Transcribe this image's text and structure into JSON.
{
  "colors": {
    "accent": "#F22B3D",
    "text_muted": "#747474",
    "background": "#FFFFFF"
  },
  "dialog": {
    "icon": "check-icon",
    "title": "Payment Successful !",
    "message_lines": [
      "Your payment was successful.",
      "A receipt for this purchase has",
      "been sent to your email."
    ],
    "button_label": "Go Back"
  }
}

#### [STATED EXERCISE]
Extract every entry above as it appears.

#### [SOLUTION]
Transcribe this image's text and structure into JSON.
{
  "colors": {
    "accent": "#F22B3D",
    "text_muted": "#747474",
    "background": "#FFFFFF"
  },
  "dialog": {
    "icon": "check-icon",
    "title": "Payment Successful !",
    "message_lines": [
      "Your payment was successful.",
      "A receipt for this purchase has",
      "been sent to your email."
    ],
    "button_label": "Go Back"
  }
}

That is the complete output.